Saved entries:
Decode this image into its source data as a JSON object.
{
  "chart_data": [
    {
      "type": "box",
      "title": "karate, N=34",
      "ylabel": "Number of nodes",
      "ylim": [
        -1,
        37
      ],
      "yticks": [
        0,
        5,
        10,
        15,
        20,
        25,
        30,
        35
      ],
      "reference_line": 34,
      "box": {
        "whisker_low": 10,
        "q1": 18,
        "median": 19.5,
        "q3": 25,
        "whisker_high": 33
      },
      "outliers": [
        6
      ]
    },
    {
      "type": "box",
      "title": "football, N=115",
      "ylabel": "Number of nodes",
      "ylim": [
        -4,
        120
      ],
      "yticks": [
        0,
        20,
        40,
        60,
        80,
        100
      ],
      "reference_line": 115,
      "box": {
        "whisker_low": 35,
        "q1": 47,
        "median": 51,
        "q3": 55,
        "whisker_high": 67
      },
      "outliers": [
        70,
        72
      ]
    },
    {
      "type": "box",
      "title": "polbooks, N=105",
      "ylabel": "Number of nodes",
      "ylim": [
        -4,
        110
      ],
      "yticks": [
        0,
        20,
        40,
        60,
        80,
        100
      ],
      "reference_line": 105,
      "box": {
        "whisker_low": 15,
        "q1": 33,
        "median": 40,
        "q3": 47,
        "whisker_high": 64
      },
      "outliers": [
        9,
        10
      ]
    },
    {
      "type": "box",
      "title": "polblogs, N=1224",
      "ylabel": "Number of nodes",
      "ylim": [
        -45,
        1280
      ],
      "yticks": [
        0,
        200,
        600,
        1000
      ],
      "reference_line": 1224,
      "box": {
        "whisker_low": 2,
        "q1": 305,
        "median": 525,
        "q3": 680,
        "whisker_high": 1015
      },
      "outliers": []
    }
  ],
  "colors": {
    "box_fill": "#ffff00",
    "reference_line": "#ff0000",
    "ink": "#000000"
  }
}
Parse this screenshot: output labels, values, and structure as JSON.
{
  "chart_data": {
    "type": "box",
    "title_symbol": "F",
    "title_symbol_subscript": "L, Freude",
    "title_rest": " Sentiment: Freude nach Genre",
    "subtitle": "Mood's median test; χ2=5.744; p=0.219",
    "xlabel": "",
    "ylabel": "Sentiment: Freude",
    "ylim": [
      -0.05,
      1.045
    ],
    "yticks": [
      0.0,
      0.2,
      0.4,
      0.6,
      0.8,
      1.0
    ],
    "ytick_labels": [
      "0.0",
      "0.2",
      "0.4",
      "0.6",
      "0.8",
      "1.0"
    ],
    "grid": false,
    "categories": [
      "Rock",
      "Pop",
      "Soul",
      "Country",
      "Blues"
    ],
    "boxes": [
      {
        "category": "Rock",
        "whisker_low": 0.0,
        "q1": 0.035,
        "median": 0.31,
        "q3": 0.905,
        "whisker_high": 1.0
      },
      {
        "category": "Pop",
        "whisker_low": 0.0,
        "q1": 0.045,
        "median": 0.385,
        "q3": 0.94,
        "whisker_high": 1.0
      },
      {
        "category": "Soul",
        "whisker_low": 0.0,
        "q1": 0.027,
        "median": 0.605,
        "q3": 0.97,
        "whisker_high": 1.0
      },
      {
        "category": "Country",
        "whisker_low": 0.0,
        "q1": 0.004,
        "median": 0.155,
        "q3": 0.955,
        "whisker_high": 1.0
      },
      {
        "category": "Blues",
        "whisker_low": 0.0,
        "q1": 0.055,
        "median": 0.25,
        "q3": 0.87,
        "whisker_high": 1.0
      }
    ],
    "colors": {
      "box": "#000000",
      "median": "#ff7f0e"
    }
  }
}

Goal of the exercise
Give a word-for-word copy of the records.

Exercise result
Decode this image into its source data as a JSON object.
{
  "chart_data": [
    {
      "type": "box",
      "title": "karate, N=34",
      "ylabel": "Number of nodes",
      "ylim": [
        -1,
        37
      ],
      "yticks": [
        0,
        5,
        10,
        15,
        20,
        25,
        30,
        35
      ],
      "reference_line": 34,
      "box": {
        "whisker_low": 10,
        "q1": 18,
        "median": 19.5,
        "q3": 25,
        "whisker_high": 33
      },
      "outliers": [
        6
      ]
    },
    {
      "type": "box",
      "title": "football, N=115",
      "ylabel": "Number of nodes",
      "ylim": [
        -4,
        120
      ],
      "yticks": [
        0,
        20,
        40,
        60,
        80,
        100
      ],
      "reference_line": 115,
      "box": {
        "whisker_low": 35,
        "q1": 47,
        "median": 51,
        "q3": 55,
        "whisker_high": 67
      },
      "outliers": [
        70,
        72
      ]
    },
    {
      "type": "box",
      "title": "polbooks, N=105",
      "ylabel": "Number of nodes",
      "ylim": [
        -4,
        110
      ],
      "yticks": [
        0,
        20,
        40,
        60,
        80,
        100
      ],
      "reference_line": 105,
      "box": {
        "whisker_low": 15,
        "q1": 33,
        "median": 40,
        "q3": 47,
        "whisker_high": 64
      },
      "outliers": [
        9,
        10
      ]
    },
    {
      "type": "box",
      "title": "polblogs, N=1224",
      "ylabel": "Number of nodes",
      "ylim": [
        -45,
        1280
      ],
      "yticks": [
        0,
        200,
        600,
        1000
      ],
      "reference_line": 1224,
      "box": {
        "whisker_low": 2,
        "q1": 305,
        "median": 525,
        "q3": 680,
        "whisker_high": 1015
      },
      "outliers": []
    }
  ],
  "colors": {
    "box_fill": "#ffff00",
    "reference_line": "#ff0000",
    "ink": "#000000"
  }
}
Parse this screenshot: output labels, values, and structure as JSON.
{
  "chart_data": {
    "type": "box",
    "title_symbol": "F",
    "title_symbol_subscript": "L, Freude",
    "title_rest": " Sentiment: Freude nach Genre",
    "subtitle": "Mood's median test; χ2=5.744; p=0.219",
    "xlabel": "",
    "ylabel": "Sentiment: Freude",
    "ylim": [
      -0.05,
      1.045
    ],
    "yticks": [
      0.0,
      0.2,
      0.4,
      0.6,
      0.8,
      1.0
    ],
    "ytick_labels": [
      "0.0",
      "0.2",
      "0.4",
      "0.6",
      "0.8",
      "1.0"
    ],
    "grid": false,
    "categories": [
      "Rock",
      "Pop",
      "Soul",
      "Country",
      "Blues"
    ],
    "boxes": [
      {
        "category": "Rock",
        "whisker_low": 0.0,
        "q1": 0.035,
        "median": 0.31,
        "q3": 0.905,
        "whisker_high": 1.0
      },
      {
        "category": "Pop",
        "whisker_low": 0.0,
        "q1": 0.045,
        "median": 0.385,
        "q3": 0.94,
        "whisker_high": 1.0
      },
      {
        "category": "Soul",
        "whisker_low": 0.0,
        "q1": 0.027,
        "median": 0.605,
        "q3": 0.97,
        "whisker_high": 1.0
      },
      {
        "category": "Country",
        "whisker_low": 0.0,
        "q1": 0.004,
        "median": 0.155,
        "q3": 0.955,
        "whisker_high": 1.0
      },
      {
        "category": "Blues",
        "whisker_low": 0.0,
        "q1": 0.055,
        "median": 0.25,
        "q3": 0.87,
        "whisker_high": 1.0
      }
    ],
    "colors": {
      "box": "#000000",
      "median": "#ff7f0e"
    }
  }
}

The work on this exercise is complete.